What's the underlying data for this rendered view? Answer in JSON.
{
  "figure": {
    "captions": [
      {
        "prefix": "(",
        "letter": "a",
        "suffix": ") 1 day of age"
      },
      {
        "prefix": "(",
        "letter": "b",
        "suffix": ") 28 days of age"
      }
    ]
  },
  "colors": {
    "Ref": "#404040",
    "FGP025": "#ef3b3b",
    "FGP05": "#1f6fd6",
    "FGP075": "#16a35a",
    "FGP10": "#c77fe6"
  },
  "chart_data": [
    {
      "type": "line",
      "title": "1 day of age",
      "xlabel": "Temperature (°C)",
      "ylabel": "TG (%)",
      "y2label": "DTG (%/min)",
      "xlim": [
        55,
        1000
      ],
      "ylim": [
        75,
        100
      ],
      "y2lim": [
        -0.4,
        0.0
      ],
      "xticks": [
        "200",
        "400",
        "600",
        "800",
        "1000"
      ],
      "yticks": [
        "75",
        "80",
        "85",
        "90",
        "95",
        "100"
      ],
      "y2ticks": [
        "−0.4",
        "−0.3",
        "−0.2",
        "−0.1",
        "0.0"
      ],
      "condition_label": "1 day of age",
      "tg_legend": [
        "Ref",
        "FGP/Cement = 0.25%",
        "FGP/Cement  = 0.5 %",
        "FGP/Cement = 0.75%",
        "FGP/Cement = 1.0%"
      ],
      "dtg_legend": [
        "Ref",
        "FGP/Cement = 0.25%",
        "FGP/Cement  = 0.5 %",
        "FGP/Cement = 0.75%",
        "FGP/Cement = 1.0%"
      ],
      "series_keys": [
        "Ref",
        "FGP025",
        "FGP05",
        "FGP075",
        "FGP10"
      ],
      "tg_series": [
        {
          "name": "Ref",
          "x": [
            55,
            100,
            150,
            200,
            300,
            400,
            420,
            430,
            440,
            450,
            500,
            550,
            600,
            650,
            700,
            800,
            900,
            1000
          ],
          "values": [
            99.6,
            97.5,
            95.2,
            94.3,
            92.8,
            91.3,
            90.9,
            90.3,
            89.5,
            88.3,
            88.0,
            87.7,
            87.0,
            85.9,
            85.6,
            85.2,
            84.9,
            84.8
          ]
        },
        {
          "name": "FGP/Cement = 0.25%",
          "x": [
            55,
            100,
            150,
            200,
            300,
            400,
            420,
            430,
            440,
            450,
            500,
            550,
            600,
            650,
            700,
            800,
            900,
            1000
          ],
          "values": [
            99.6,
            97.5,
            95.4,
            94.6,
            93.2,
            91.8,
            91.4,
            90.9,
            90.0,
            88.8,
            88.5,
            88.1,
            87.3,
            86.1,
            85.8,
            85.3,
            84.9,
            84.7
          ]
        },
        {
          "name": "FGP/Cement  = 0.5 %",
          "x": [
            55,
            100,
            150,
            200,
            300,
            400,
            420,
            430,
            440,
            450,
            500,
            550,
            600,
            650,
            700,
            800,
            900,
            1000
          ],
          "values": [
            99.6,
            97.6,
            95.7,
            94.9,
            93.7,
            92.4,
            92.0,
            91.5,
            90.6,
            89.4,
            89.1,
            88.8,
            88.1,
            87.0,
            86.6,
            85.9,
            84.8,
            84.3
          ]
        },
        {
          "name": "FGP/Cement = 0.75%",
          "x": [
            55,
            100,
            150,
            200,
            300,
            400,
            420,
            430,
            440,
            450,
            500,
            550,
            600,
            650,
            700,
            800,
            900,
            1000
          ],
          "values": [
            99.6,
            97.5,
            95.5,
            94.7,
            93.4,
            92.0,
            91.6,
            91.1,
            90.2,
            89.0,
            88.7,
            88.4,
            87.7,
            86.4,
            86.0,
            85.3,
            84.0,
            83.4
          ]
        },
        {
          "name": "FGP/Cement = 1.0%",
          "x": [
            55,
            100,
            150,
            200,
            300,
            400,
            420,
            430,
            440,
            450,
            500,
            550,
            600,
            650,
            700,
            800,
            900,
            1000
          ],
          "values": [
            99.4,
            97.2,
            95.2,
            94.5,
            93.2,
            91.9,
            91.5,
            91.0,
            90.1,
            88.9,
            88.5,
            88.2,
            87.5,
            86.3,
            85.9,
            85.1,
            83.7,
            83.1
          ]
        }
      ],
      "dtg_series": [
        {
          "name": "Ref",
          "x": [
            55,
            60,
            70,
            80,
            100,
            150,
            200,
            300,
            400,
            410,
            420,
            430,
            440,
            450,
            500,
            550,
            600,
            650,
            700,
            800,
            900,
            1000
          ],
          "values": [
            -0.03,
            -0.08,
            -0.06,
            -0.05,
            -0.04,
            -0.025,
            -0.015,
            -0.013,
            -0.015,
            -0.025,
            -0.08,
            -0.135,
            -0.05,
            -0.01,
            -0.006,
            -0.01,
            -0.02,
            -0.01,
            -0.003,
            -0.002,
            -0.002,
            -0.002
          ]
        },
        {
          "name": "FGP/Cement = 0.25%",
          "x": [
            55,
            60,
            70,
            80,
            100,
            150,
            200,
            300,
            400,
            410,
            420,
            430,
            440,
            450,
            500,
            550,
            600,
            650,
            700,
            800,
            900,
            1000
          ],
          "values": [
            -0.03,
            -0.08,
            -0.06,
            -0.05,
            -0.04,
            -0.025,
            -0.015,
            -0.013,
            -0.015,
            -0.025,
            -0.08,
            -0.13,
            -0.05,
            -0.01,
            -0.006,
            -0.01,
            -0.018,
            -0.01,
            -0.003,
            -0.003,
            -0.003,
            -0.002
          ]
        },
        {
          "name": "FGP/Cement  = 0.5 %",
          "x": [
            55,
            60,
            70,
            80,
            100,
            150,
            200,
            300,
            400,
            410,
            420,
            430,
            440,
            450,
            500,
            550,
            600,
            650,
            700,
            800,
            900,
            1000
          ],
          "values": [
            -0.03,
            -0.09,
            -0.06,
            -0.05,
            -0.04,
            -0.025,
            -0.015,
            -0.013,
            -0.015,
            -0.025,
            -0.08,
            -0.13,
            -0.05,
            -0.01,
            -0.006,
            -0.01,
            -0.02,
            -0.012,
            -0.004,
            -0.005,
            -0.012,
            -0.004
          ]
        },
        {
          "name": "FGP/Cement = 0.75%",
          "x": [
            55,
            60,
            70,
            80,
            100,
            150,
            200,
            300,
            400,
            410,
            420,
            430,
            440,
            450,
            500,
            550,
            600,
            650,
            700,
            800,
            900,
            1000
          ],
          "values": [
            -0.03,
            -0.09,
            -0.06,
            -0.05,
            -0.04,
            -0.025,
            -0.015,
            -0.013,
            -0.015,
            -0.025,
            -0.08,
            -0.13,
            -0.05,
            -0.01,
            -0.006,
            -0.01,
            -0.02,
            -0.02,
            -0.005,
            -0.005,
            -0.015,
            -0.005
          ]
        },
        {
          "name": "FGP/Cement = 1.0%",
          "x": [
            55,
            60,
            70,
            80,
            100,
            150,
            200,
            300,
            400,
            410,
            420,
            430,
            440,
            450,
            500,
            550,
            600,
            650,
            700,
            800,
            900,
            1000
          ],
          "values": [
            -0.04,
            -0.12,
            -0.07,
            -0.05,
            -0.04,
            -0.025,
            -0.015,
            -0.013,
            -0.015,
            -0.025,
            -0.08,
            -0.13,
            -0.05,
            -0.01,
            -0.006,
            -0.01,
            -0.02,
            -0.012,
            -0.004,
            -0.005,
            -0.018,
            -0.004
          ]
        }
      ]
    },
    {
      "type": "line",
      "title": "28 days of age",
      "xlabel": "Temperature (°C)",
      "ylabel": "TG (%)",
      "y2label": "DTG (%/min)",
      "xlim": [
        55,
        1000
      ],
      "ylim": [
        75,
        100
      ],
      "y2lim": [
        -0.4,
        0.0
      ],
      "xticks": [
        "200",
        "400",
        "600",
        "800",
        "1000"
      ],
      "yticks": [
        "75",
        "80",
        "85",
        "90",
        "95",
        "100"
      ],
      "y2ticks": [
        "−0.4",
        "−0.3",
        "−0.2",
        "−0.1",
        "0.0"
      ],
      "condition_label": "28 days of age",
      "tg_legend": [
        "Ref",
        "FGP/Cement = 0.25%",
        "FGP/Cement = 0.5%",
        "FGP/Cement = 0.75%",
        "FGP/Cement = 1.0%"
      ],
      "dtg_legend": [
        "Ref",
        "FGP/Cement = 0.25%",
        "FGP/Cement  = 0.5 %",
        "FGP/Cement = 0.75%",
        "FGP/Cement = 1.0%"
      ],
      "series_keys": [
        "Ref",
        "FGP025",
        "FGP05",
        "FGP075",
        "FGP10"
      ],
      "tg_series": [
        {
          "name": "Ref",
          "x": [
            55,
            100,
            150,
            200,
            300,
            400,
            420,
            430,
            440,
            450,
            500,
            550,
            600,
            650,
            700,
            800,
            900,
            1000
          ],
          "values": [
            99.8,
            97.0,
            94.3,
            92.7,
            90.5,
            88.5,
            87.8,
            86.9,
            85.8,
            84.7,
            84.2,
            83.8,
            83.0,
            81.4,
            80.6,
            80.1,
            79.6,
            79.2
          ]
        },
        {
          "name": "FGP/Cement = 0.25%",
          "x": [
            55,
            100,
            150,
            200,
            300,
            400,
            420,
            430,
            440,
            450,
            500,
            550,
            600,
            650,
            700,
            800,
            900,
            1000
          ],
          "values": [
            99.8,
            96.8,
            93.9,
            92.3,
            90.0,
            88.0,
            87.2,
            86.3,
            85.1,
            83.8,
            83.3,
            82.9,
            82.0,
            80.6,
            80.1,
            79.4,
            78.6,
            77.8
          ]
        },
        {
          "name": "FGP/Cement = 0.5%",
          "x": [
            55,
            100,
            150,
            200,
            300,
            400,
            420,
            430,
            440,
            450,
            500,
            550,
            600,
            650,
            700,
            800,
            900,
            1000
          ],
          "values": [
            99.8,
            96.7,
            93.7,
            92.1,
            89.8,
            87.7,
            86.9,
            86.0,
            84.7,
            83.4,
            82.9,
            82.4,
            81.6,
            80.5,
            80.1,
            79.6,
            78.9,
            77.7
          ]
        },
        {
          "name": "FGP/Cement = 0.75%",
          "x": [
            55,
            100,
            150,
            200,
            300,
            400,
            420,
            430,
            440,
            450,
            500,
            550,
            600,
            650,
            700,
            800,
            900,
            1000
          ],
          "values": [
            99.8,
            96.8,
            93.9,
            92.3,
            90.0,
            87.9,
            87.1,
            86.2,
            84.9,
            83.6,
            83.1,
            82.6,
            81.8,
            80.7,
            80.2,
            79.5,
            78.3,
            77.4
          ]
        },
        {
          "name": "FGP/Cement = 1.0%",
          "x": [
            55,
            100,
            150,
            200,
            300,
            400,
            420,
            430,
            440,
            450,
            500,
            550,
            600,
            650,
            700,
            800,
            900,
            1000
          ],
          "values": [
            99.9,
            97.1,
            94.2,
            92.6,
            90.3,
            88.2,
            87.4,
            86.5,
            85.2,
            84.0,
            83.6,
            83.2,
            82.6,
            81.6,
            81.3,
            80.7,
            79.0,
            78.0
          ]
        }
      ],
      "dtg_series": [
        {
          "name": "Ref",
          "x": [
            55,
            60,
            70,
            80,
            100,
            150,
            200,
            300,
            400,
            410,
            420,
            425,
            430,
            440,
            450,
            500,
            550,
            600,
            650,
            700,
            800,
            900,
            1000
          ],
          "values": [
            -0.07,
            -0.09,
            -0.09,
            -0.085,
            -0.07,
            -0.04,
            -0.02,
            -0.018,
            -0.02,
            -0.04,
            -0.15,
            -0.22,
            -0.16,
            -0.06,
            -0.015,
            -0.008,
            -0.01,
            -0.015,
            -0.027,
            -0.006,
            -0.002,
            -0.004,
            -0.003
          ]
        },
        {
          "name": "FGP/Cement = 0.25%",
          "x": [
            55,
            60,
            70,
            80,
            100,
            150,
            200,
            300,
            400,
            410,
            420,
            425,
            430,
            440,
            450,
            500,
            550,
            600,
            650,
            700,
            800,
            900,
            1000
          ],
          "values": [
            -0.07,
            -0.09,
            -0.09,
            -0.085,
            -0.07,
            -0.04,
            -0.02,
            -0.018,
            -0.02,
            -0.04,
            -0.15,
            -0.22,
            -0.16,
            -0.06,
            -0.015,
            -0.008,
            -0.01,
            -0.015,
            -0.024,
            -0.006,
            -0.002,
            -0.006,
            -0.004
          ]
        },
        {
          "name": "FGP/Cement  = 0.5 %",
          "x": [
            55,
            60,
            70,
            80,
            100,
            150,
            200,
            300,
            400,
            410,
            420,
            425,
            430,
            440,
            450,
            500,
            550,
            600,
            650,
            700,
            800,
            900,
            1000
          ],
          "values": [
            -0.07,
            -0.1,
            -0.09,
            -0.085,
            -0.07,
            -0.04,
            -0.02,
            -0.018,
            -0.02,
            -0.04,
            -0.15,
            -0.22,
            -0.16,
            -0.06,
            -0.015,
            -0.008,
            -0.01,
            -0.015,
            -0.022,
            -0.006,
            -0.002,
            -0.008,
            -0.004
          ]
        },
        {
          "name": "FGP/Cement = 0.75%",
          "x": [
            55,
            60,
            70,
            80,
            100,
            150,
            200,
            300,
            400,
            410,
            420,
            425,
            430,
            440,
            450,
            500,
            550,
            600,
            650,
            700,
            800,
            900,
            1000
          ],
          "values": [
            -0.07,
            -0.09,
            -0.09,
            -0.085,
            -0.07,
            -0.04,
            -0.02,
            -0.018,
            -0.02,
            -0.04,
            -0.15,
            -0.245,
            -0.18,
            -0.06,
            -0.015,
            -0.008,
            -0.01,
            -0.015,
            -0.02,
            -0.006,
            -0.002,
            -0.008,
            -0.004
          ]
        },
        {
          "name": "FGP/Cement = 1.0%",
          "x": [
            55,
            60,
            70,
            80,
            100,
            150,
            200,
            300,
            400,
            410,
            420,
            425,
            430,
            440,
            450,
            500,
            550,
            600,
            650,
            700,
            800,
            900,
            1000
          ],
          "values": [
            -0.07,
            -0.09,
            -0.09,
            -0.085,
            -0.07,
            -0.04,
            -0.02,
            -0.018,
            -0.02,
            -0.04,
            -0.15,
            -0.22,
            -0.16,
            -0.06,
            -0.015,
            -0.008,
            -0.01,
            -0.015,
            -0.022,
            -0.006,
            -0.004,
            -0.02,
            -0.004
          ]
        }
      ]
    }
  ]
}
━━━━━━━━
§ **Requirement**:
List every line from the entries above in which "suffix" appears.

§ **Output for this exercise**:
        "suffix": ") 1 day of age"
        "suffix": ") 28 days of age"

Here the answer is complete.